* **WHAT YOU HAVE TO DO**: Restate the records below word for word.
——————
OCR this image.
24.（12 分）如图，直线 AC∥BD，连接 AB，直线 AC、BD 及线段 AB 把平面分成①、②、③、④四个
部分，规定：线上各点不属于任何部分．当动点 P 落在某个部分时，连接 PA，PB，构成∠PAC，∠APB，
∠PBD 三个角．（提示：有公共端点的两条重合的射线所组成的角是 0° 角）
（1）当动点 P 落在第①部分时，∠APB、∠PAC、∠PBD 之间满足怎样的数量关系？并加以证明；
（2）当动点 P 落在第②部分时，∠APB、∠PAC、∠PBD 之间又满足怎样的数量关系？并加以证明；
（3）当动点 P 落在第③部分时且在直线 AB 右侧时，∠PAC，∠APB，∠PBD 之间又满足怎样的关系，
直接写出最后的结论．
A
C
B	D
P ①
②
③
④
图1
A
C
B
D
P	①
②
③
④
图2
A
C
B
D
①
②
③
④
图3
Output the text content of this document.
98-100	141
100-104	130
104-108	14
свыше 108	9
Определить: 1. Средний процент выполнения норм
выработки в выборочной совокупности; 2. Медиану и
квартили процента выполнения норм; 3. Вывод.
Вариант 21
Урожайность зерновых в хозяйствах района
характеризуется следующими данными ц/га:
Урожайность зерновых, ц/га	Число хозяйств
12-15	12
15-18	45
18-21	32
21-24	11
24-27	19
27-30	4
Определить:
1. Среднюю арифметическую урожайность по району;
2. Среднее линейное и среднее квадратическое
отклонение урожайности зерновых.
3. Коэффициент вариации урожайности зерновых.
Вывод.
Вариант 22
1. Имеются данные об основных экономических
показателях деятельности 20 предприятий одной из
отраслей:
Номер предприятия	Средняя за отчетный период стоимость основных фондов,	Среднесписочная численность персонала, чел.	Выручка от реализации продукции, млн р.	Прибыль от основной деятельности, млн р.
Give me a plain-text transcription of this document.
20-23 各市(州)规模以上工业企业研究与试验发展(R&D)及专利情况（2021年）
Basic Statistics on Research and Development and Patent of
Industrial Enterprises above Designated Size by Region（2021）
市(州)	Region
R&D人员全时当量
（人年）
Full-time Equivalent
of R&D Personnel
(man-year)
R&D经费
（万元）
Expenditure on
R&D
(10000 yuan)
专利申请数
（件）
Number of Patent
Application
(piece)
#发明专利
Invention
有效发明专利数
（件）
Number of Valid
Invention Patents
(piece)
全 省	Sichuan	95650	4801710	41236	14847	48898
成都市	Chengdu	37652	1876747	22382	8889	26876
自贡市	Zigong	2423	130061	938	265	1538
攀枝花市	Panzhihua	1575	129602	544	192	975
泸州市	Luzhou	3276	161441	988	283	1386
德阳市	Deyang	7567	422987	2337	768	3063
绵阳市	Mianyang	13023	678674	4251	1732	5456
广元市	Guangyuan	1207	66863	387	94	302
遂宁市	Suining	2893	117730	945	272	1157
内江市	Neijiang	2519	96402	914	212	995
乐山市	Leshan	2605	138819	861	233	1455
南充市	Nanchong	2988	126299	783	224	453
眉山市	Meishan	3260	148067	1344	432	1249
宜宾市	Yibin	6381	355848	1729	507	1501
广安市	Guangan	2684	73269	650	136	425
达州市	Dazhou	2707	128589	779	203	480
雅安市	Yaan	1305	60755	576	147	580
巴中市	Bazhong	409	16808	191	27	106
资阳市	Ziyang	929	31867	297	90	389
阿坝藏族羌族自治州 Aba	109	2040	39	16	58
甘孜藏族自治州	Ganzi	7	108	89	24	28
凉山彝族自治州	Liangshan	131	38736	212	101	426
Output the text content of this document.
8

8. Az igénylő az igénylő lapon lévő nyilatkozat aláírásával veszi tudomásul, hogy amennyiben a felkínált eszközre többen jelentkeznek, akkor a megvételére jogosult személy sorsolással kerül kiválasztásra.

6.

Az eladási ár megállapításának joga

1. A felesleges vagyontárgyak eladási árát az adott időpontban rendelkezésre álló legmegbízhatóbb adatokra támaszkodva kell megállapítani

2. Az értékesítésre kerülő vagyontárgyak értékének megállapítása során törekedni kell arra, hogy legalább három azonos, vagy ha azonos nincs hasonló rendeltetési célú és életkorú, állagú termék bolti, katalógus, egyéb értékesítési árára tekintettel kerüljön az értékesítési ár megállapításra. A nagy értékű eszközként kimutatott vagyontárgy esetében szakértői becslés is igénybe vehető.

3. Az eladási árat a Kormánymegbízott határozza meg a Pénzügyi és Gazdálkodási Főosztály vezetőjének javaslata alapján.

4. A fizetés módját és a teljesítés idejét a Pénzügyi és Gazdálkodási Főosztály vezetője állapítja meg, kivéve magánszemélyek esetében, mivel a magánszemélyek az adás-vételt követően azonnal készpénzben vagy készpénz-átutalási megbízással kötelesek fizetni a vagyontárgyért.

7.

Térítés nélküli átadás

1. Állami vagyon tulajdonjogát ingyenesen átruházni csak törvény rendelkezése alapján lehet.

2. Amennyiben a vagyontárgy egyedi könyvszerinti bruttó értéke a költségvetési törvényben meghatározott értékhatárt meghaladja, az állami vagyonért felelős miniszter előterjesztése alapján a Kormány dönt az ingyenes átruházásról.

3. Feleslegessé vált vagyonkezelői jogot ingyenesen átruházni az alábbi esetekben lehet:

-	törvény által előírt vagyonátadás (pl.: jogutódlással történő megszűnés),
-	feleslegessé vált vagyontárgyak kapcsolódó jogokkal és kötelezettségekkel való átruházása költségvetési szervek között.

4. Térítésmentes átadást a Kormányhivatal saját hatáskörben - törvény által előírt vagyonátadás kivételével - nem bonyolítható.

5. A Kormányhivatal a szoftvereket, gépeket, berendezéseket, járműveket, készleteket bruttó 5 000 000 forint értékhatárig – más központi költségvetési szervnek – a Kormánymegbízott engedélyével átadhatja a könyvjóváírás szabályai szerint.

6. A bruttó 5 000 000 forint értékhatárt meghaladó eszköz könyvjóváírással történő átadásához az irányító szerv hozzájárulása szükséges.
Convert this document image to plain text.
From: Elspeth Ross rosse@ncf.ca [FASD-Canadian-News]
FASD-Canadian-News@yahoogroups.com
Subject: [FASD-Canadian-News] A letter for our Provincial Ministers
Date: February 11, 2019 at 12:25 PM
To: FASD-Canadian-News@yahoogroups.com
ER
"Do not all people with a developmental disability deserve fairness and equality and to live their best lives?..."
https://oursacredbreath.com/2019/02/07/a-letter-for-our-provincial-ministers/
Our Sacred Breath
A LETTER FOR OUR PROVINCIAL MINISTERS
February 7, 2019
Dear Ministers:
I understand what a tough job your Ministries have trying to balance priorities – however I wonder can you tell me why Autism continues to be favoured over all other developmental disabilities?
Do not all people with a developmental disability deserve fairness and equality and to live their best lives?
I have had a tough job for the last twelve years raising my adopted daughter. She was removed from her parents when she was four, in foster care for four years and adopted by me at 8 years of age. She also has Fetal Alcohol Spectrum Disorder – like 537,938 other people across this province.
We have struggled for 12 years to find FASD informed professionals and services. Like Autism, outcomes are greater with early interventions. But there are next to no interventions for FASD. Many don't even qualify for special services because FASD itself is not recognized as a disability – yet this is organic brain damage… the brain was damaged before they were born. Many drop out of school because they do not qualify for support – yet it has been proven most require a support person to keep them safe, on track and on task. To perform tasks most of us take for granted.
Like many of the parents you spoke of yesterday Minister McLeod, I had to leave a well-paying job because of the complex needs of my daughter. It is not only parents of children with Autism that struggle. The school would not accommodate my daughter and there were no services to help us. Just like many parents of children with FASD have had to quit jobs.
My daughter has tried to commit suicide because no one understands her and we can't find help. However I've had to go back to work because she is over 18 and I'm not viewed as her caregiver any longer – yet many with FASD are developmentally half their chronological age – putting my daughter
——————
* **ANSWER FOR THE TASK**:
OCR this image.
24.（12 分）如图，直线 AC∥BD，连接 AB，直线 AC、BD 及线段 AB 把平面分成①、②、③、④四个
部分，规定：线上各点不属于任何部分．当动点 P 落在某个部分时，连接 PA，PB，构成∠PAC，∠APB，
∠PBD 三个角．（提示：有公共端点的两条重合的射线所组成的角是 0° 角）
（1）当动点 P 落在第①部分时，∠APB、∠PAC、∠PBD 之间满足怎样的数量关系？并加以证明；
（2）当动点 P 落在第②部分时，∠APB、∠PAC、∠PBD 之间又满足怎样的数量关系？并加以证明；
（3）当动点 P 落在第③部分时且在直线 AB 右侧时，∠PAC，∠APB，∠PBD 之间又满足怎样的关系，
直接写出最后的结论．
A
C
B	D
P ①
②
③
④
图1
A
C
B
D
P	①
②
③
④
图2
A
C
B
D
①
②
③
④
图3
Output the text content of this document.
98-100	141
100-104	130
104-108	14
свыше 108	9
Определить: 1. Средний процент выполнения норм
выработки в выборочной совокупности; 2. Медиану и
квартили процента выполнения норм; 3. Вывод.
Вариант 21
Урожайность зерновых в хозяйствах района
характеризуется следующими данными ц/га:
Урожайность зерновых, ц/га	Число хозяйств
12-15	12
15-18	45
18-21	32
21-24	11
24-27	19
27-30	4
Определить:
1. Среднюю арифметическую урожайность по району;
2. Среднее линейное и среднее квадратическое
отклонение урожайности зерновых.
3. Коэффициент вариации урожайности зерновых.
Вывод.
Вариант 22
1. Имеются данные об основных экономических
показателях деятельности 20 предприятий одной из
отраслей:
Номер предприятия	Средняя за отчетный период стоимость основных фондов,	Среднесписочная численность персонала, чел.	Выручка от реализации продукции, млн р.	Прибыль от основной деятельности, млн р.
Give me a plain-text transcription of this document.
20-23 各市(州)规模以上工业企业研究与试验发展(R&D)及专利情况（2021年）
Basic Statistics on Research and Development and Patent of
Industrial Enterprises above Designated Size by Region（2021）
市(州)	Region
R&D人员全时当量
（人年）
Full-time Equivalent
of R&D Personnel
(man-year)
R&D经费
（万元）
Expenditure on
R&D
(10000 yuan)
专利申请数
（件）
Number of Patent
Application
(piece)
#发明专利
Invention
有效发明专利数
（件）
Number of Valid
Invention Patents
(piece)
全 省	Sichuan	95650	4801710	41236	14847	48898
成都市	Chengdu	37652	1876747	22382	8889	26876
自贡市	Zigong	2423	130061	938	265	1538
攀枝花市	Panzhihua	1575	129602	544	192	975
泸州市	Luzhou	3276	161441	988	283	1386
德阳市	Deyang	7567	422987	2337	768	3063
绵阳市	Mianyang	13023	678674	4251	1732	5456
广元市	Guangyuan	1207	66863	387	94	302
遂宁市	Suining	2893	117730	945	272	1157
内江市	Neijiang	2519	96402	914	212	995
乐山市	Leshan	2605	138819	861	233	1455
南充市	Nanchong	2988	126299	783	224	453
眉山市	Meishan	3260	148067	1344	432	1249
宜宾市	Yibin	6381	355848	1729	507	1501
广安市	Guangan	2684	73269	650	136	425
达州市	Dazhou	2707	128589	779	203	480
雅安市	Yaan	1305	60755	576	147	580
巴中市	Bazhong	409	16808	191	27	106
资阳市	Ziyang	929	31867	297	90	389
阿坝藏族羌族自治州 Aba	109	2040	39	16	58
甘孜藏族自治州	Ganzi	7	108	89	24	28
凉山彝族自治州	Liangshan	131	38736	212	101	426
Output the text content of this document.
8

8. Az igénylő az igénylő lapon lévő nyilatkozat aláírásával veszi tudomásul, hogy amennyiben a felkínált eszközre többen jelentkeznek, akkor a megvételére jogosult személy sorsolással kerül kiválasztásra.

6.

Az eladási ár megállapításának joga

1. A felesleges vagyontárgyak eladási árát az adott időpontban rendelkezésre álló legmegbízhatóbb adatokra támaszkodva kell megállapítani

2. Az értékesítésre kerülő vagyontárgyak értékének megállapítása során törekedni kell arra, hogy legalább három azonos, vagy ha azonos nincs hasonló rendeltetési célú és életkorú, állagú termék bolti, katalógus, egyéb értékesítési árára tekintettel kerüljön az értékesítési ár megállapításra. A nagy értékű eszközként kimutatott vagyontárgy esetében szakértői becslés is igénybe vehető.

3. Az eladási árat a Kormánymegbízott határozza meg a Pénzügyi és Gazdálkodási Főosztály vezetőjének javaslata alapján.

4. A fizetés módját és a teljesítés idejét a Pénzügyi és Gazdálkodási Főosztály vezetője állapítja meg, kivéve magánszemélyek esetében, mivel a magánszemélyek az adás-vételt követően azonnal készpénzben vagy készpénz-átutalási megbízással kötelesek fizetni a vagyontárgyért.

7.

Térítés nélküli átadás

1. Állami vagyon tulajdonjogát ingyenesen átruházni csak törvény rendelkezése alapján lehet.

2. Amennyiben a vagyontárgy egyedi könyvszerinti bruttó értéke a költségvetési törvényben meghatározott értékhatárt meghaladja, az állami vagyonért felelős miniszter előterjesztése alapján a Kormány dönt az ingyenes átruházásról.

3. Feleslegessé vált vagyonkezelői jogot ingyenesen átruházni az alábbi esetekben lehet:

-	törvény által előírt vagyonátadás (pl.: jogutódlással történő megszűnés),
-	feleslegessé vált vagyontárgyak kapcsolódó jogokkal és kötelezettségekkel való átruházása költségvetési szervek között.

4. Térítésmentes átadást a Kormányhivatal saját hatáskörben - törvény által előírt vagyonátadás kivételével - nem bonyolítható.

5. A Kormányhivatal a szoftvereket, gépeket, berendezéseket, járműveket, készleteket bruttó 5 000 000 forint értékhatárig – más központi költségvetési szervnek – a Kormánymegbízott engedélyével átadhatja a könyvjóváírás szabályai szerint.

6. A bruttó 5 000 000 forint értékhatárt meghaladó eszköz könyvjóváírással történő átadásához az irányító szerv hozzájárulása szükséges.
Convert this document image to plain text.
From: Elspeth Ross rosse@ncf.ca [FASD-Canadian-News]
FASD-Canadian-News@yahoogroups.com
Subject: [FASD-Canadian-News] A letter for our Provincial Ministers
Date: February 11, 2019 at 12:25 PM
To: FASD-Canadian-News@yahoogroups.com
ER
"Do not all people with a developmental disability deserve fairness and equality and to live their best lives?..."
https://oursacredbreath.com/2019/02/07/a-letter-for-our-provincial-ministers/
Our Sacred Breath
A LETTER FOR OUR PROVINCIAL MINISTERS
February 7, 2019
Dear Ministers:
I understand what a tough job your Ministries have trying to balance priorities – however I wonder can you tell me why Autism continues to be favoured over all other developmental disabilities?
Do not all people with a developmental disability deserve fairness and equality and to live their best lives?
I have had a tough job for the last twelve years raising my adopted daughter. She was removed from her parents when she was four, in foster care for four years and adopted by me at 8 years of age. She also has Fetal Alcohol Spectrum Disorder – like 537,938 other people across this province.
We have struggled for 12 years to find FASD informed professionals and services. Like Autism, outcomes are greater with early interventions. But there are next to no interventions for FASD. Many don't even qualify for special services because FASD itself is not recognized as a disability – yet this is organic brain damage… the brain was damaged before they were born. Many drop out of school because they do not qualify for support – yet it has been proven most require a support person to keep them safe, on track and on task. To perform tasks most of us take for granted.
Like many of the parents you spoke of yesterday Minister McLeod, I had to leave a well-paying job because of the complex needs of my daughter. It is not only parents of children with Autism that struggle. The school would not accommodate my daughter and there were no services to help us. Just like many parents of children with FASD have had to quit jobs.
My daughter has tried to commit suicide because no one understands her and we can't find help. However I've had to go back to work because she is over 18 and I'm not viewed as her caregiver any longer – yet many with FASD are developmentally half their chronological age – putting my daughter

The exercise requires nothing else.